Lines of data:
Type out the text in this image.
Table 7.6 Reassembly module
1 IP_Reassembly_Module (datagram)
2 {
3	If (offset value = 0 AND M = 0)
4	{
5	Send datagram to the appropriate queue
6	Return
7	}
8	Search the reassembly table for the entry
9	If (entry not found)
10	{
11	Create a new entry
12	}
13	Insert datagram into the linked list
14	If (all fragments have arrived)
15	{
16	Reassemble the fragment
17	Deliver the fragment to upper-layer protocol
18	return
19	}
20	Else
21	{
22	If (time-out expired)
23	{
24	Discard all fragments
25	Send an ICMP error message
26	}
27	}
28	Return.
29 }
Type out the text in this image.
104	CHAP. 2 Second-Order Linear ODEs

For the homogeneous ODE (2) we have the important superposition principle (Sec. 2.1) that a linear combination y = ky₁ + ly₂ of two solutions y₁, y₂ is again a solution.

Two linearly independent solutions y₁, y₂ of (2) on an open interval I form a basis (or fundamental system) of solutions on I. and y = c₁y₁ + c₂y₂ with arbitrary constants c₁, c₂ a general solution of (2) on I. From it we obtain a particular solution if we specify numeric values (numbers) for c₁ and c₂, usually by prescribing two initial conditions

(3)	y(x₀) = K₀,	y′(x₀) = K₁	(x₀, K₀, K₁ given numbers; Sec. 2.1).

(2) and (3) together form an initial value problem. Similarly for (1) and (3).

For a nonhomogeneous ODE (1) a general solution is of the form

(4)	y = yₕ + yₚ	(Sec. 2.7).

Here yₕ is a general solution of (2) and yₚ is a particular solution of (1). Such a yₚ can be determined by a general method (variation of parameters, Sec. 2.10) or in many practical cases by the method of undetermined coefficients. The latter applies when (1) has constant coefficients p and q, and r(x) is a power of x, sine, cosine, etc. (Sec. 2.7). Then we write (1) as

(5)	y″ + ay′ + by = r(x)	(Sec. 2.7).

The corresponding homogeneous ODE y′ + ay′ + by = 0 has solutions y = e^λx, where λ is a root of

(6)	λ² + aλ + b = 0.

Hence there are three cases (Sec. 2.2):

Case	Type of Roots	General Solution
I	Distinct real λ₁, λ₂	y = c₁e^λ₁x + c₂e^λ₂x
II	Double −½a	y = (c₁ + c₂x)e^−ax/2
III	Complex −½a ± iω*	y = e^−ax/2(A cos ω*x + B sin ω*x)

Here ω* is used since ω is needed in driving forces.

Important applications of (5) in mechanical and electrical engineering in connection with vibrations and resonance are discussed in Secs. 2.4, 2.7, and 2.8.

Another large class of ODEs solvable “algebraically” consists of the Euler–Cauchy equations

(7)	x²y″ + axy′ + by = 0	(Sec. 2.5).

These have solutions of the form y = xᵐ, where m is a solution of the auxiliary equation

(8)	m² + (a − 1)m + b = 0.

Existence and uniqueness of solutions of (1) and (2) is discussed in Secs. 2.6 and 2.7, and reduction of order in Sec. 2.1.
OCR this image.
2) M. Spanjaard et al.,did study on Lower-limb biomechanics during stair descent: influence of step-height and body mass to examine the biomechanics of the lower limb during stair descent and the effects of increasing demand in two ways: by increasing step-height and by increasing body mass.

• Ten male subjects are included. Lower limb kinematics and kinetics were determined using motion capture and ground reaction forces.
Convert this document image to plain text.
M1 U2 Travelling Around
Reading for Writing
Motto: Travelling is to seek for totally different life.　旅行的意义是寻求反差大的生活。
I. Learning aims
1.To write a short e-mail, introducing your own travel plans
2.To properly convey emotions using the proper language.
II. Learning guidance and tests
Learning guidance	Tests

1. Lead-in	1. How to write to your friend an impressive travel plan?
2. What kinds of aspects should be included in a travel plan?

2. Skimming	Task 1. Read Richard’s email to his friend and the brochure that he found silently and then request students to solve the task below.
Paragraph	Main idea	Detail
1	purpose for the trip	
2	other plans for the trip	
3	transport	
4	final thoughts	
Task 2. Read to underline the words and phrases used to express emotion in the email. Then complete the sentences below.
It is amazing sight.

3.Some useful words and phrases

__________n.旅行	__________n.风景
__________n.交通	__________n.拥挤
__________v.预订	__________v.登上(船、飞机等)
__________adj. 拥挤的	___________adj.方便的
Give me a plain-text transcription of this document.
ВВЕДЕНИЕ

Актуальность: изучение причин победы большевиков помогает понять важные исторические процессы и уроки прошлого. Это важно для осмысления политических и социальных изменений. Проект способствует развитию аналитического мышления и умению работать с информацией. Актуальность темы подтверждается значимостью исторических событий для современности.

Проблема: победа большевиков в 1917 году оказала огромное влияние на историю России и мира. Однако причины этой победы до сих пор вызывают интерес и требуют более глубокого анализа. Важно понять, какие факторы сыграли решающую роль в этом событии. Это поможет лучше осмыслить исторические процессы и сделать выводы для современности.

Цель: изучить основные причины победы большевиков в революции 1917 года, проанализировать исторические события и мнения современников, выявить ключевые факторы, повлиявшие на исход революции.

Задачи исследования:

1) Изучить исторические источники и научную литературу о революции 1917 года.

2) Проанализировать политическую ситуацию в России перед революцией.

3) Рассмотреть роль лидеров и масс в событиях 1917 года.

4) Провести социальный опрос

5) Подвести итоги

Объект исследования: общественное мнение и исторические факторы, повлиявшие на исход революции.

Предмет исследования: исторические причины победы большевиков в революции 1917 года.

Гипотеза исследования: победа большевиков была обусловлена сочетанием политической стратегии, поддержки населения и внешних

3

**Requirement:**
Output the records verbatim, from the first line to the last.

**The response:**
Type out the text in this image.
Table 7.6 Reassembly module
1 IP_Reassembly_Module (datagram)
2 {
3	If (offset value = 0 AND M = 0)
4	{
5	Send datagram to the appropriate queue
6	Return
7	}
8	Search the reassembly table for the entry
9	If (entry not found)
10	{
11	Create a new entry
12	}
13	Insert datagram into the linked list
14	If (all fragments have arrived)
15	{
16	Reassemble the fragment
17	Deliver the fragment to upper-layer protocol
18	return
19	}
20	Else
21	{
22	If (time-out expired)
23	{
24	Discard all fragments
25	Send an ICMP error message
26	}
27	}
28	Return.
29 }
Type out the text in this image.
104	CHAP. 2 Second-Order Linear ODEs

For the homogeneous ODE (2) we have the important superposition principle (Sec. 2.1) that a linear combination y = ky₁ + ly₂ of two solutions y₁, y₂ is again a solution.

Two linearly independent solutions y₁, y₂ of (2) on an open interval I form a basis (or fundamental system) of solutions on I. and y = c₁y₁ + c₂y₂ with arbitrary constants c₁, c₂ a general solution of (2) on I. From it we obtain a particular solution if we specify numeric values (numbers) for c₁ and c₂, usually by prescribing two initial conditions

(3)	y(x₀) = K₀,	y′(x₀) = K₁	(x₀, K₀, K₁ given numbers; Sec. 2.1).

(2) and (3) together form an initial value problem. Similarly for (1) and (3).

For a nonhomogeneous ODE (1) a general solution is of the form

(4)	y = yₕ + yₚ	(Sec. 2.7).

Here yₕ is a general solution of (2) and yₚ is a particular solution of (1). Such a yₚ can be determined by a general method (variation of parameters, Sec. 2.10) or in many practical cases by the method of undetermined coefficients. The latter applies when (1) has constant coefficients p and q, and r(x) is a power of x, sine, cosine, etc. (Sec. 2.7). Then we write (1) as

(5)	y″ + ay′ + by = r(x)	(Sec. 2.7).

The corresponding homogeneous ODE y′ + ay′ + by = 0 has solutions y = e^λx, where λ is a root of

(6)	λ² + aλ + b = 0.

Hence there are three cases (Sec. 2.2):

Case	Type of Roots	General Solution
I	Distinct real λ₁, λ₂	y = c₁e^λ₁x + c₂e^λ₂x
II	Double −½a	y = (c₁ + c₂x)e^−ax/2
III	Complex −½a ± iω*	y = e^−ax/2(A cos ω*x + B sin ω*x)

Here ω* is used since ω is needed in driving forces.

Important applications of (5) in mechanical and electrical engineering in connection with vibrations and resonance are discussed in Secs. 2.4, 2.7, and 2.8.

Another large class of ODEs solvable “algebraically” consists of the Euler–Cauchy equations

(7)	x²y″ + axy′ + by = 0	(Sec. 2.5).

These have solutions of the form y = xᵐ, where m is a solution of the auxiliary equation

(8)	m² + (a − 1)m + b = 0.

Existence and uniqueness of solutions of (1) and (2) is discussed in Secs. 2.6 and 2.7, and reduction of order in Sec. 2.1.
OCR this image.
2) M. Spanjaard et al.,did study on Lower-limb biomechanics during stair descent: influence of step-height and body mass to examine the biomechanics of the lower limb during stair descent and the effects of increasing demand in two ways: by increasing step-height and by increasing body mass.

• Ten male subjects are included. Lower limb kinematics and kinetics were determined using motion capture and ground reaction forces.
Convert this document image to plain text.
M1 U2 Travelling Around
Reading for Writing
Motto: Travelling is to seek for totally different life.　旅行的意义是寻求反差大的生活。
I. Learning aims
1.To write a short e-mail, introducing your own travel plans
2.To properly convey emotions using the proper language.
II. Learning guidance and tests
Learning guidance	Tests

1. Lead-in	1. How to write to your friend an impressive travel plan?
2. What kinds of aspects should be included in a travel plan?

2. Skimming	Task 1. Read Richard’s email to his friend and the brochure that he found silently and then request students to solve the task below.
Paragraph	Main idea	Detail
1	purpose for the trip	
2	other plans for the trip	
3	transport	
4	final thoughts	
Task 2. Read to underline the words and phrases used to express emotion in the email. Then complete the sentences below.
It is amazing sight.

3.Some useful words and phrases

__________n.旅行	__________n.风景
__________n.交通	__________n.拥挤
__________v.预订	__________v.登上(船、飞机等)
__________adj. 拥挤的	___________adj.方便的
Give me a plain-text transcription of this document.
ВВЕДЕНИЕ

Актуальность: изучение причин победы большевиков помогает понять важные исторические процессы и уроки прошлого. Это важно для осмысления политических и социальных изменений. Проект способствует развитию аналитического мышления и умению работать с информацией. Актуальность темы подтверждается значимостью исторических событий для современности.

Проблема: победа большевиков в 1917 году оказала огромное влияние на историю России и мира. Однако причины этой победы до сих пор вызывают интерес и требуют более глубокого анализа. Важно понять, какие факторы сыграли решающую роль в этом событии. Это поможет лучше осмыслить исторические процессы и сделать выводы для современности.

Цель: изучить основные причины победы большевиков в революции 1917 года, проанализировать исторические события и мнения современников, выявить ключевые факторы, повлиявшие на исход революции.

Задачи исследования:

1) Изучить исторические источники и научную литературу о революции 1917 года.

2) Проанализировать политическую ситуацию в России перед революцией.

3) Рассмотреть роль лидеров и масс в событиях 1917 года.

4) Провести социальный опрос

5) Подвести итоги

Объект исследования: общественное мнение и исторические факторы, повлиявшие на исход революции.

Предмет исследования: исторические причины победы большевиков в революции 1917 года.

Гипотеза исследования: победа большевиков была обусловлена сочетанием политической стратегии, поддержки населения и внешних

3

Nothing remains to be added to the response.